(Dataset records)
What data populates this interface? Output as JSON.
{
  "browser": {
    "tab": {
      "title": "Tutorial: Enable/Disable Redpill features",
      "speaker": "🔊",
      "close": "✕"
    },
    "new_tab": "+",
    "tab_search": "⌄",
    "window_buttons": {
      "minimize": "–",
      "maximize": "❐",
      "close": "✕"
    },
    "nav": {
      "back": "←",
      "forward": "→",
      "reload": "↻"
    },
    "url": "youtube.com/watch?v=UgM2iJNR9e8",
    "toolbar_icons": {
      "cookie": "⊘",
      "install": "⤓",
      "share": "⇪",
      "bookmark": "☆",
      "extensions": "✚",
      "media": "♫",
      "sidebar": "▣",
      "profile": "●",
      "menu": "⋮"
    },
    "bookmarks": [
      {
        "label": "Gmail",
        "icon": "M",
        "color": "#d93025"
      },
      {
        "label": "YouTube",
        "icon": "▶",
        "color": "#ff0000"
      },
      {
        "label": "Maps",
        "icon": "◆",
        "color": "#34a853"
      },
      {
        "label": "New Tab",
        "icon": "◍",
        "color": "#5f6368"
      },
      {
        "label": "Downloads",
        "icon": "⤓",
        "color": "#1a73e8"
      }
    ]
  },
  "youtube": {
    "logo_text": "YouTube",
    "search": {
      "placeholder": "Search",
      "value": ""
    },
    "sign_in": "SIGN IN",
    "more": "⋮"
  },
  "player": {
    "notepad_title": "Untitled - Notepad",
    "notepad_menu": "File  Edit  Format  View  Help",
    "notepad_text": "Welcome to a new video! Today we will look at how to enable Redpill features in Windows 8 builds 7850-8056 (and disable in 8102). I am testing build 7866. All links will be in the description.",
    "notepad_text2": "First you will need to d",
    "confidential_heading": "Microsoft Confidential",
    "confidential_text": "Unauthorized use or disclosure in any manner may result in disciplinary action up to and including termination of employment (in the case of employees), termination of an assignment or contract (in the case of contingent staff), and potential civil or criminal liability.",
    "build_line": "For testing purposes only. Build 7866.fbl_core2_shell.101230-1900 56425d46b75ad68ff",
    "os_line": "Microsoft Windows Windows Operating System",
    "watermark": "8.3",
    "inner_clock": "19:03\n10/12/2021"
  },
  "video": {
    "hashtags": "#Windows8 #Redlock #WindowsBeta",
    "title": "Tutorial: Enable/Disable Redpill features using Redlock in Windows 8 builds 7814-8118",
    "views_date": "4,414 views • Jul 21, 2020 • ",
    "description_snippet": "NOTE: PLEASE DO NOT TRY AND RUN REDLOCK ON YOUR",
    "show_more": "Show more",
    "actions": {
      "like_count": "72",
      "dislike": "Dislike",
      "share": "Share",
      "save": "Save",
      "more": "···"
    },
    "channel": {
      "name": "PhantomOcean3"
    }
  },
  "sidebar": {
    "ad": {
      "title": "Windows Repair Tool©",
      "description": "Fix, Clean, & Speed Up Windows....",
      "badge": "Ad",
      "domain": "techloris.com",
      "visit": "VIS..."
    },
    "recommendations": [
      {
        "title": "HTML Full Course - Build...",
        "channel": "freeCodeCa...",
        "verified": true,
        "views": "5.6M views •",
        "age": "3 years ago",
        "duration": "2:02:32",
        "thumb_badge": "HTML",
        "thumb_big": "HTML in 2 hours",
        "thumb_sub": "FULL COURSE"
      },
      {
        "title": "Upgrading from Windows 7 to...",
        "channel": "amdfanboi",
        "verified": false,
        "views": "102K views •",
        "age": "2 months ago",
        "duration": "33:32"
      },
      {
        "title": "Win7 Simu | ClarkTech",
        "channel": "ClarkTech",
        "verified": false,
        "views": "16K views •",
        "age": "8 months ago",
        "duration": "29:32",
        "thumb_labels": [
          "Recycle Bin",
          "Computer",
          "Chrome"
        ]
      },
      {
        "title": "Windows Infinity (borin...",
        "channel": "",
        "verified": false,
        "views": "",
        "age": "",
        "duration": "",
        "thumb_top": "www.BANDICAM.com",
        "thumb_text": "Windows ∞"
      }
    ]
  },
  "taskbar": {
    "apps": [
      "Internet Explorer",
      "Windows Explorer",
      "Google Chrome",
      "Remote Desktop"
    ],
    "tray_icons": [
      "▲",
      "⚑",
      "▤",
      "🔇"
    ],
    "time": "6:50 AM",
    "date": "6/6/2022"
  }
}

To do:
Copy all the records above exactly, missing none.

Task answer:
What data populates this interface? Output as JSON.
{
  "browser": {
    "tab": {
      "title": "Tutorial: Enable/Disable Redpill features",
      "speaker": "🔊",
      "close": "✕"
    },
    "new_tab": "+",
    "tab_search": "⌄",
    "window_buttons": {
      "minimize": "–",
      "maximize": "❐",
      "close": "✕"
    },
    "nav": {
      "back": "←",
      "forward": "→",
      "reload": "↻"
    },
    "url": "youtube.com/watch?v=UgM2iJNR9e8",
    "toolbar_icons": {
      "cookie": "⊘",
      "install": "⤓",
      "share": "⇪",
      "bookmark": "☆",
      "extensions": "✚",
      "media": "♫",
      "sidebar": "▣",
      "profile": "●",
      "menu": "⋮"
    },
    "bookmarks": [
      {
        "label": "Gmail",
        "icon": "M",
        "color": "#d93025"
      },
      {
        "label": "YouTube",
        "icon": "▶",
        "color": "#ff0000"
      },
      {
        "label": "Maps",
        "icon": "◆",
        "color": "#34a853"
      },
      {
        "label": "New Tab",
        "icon": "◍",
        "color": "#5f6368"
      },
      {
        "label": "Downloads",
        "icon": "⤓",
        "color": "#1a73e8"
      }
    ]
  },
  "youtube": {
    "logo_text": "YouTube",
    "search": {
      "placeholder": "Search",
      "value": ""
    },
    "sign_in": "SIGN IN",
    "more": "⋮"
  },
  "player": {
    "notepad_title": "Untitled - Notepad",
    "notepad_menu": "File  Edit  Format  View  Help",
    "notepad_text": "Welcome to a new video! Today we will look at how to enable Redpill features in Windows 8 builds 7850-8056 (and disable in 8102). I am testing build 7866. All links will be in the description.",
    "notepad_text2": "First you will need to d",
    "confidential_heading": "Microsoft Confidential",
    "confidential_text": "Unauthorized use or disclosure in any manner may result in disciplinary action up to and including termination of employment (in the case of employees), termination of an assignment or contract (in the case of contingent staff), and potential civil or criminal liability.",
    "build_line": "For testing purposes only. Build 7866.fbl_core2_shell.101230-1900 56425d46b75ad68ff",
    "os_line": "Microsoft Windows Windows Operating System",
    "watermark": "8.3",
    "inner_clock": "19:03\n10/12/2021"
  },
  "video": {
    "hashtags": "#Windows8 #Redlock #WindowsBeta",
    "title": "Tutorial: Enable/Disable Redpill features using Redlock in Windows 8 builds 7814-8118",
    "views_date": "4,414 views • Jul 21, 2020 • ",
    "description_snippet": "NOTE: PLEASE DO NOT TRY AND RUN REDLOCK ON YOUR",
    "show_more": "Show more",
    "actions": {
      "like_count": "72",
      "dislike": "Dislike",
      "share": "Share",
      "save": "Save",
      "more": "···"
    },
    "channel": {
      "name": "PhantomOcean3"
    }
  },
  "sidebar": {
    "ad": {
      "title": "Windows Repair Tool©",
      "description": "Fix, Clean, & Speed Up Windows....",
      "badge": "Ad",
      "domain": "techloris.com",
      "visit": "VIS..."
    },
    "recommendations": [
      {
        "title": "HTML Full Course - Build...",
        "channel": "freeCodeCa...",
        "verified": true,
        "views": "5.6M views •",
        "age": "3 years ago",
        "duration": "2:02:32",
        "thumb_badge": "HTML",
        "thumb_big": "HTML in 2 hours",
        "thumb_sub": "FULL COURSE"
      },
      {
        "title": "Upgrading from Windows 7 to...",
        "channel": "amdfanboi",
        "verified": false,
        "views": "102K views •",
        "age": "2 months ago",
        "duration": "33:32"
      },
      {
        "title": "Win7 Simu | ClarkTech",
        "channel": "ClarkTech",
        "verified": false,
        "views": "16K views •",
        "age": "8 months ago",
        "duration": "29:32",
        "thumb_labels": [
          "Recycle Bin",
          "Computer",
          "Chrome"
        ]
      },
      {
        "title": "Windows Infinity (borin...",
        "channel": "",
        "verified": false,
        "views": "",
        "age": "",
        "duration": "",
        "thumb_top": "www.BANDICAM.com",
        "thumb_text": "Windows ∞"
      }
    ]
  },
  "taskbar": {
    "apps": [
      "Internet Explorer",
      "Windows Explorer",
      "Google Chrome",
      "Remote Desktop"
    ],
    "tray_icons": [
      "▲",
      "⚑",
      "▤",
      "🔇"
    ],
    "time": "6:50 AM",
    "date": "6/6/2022"
  }
}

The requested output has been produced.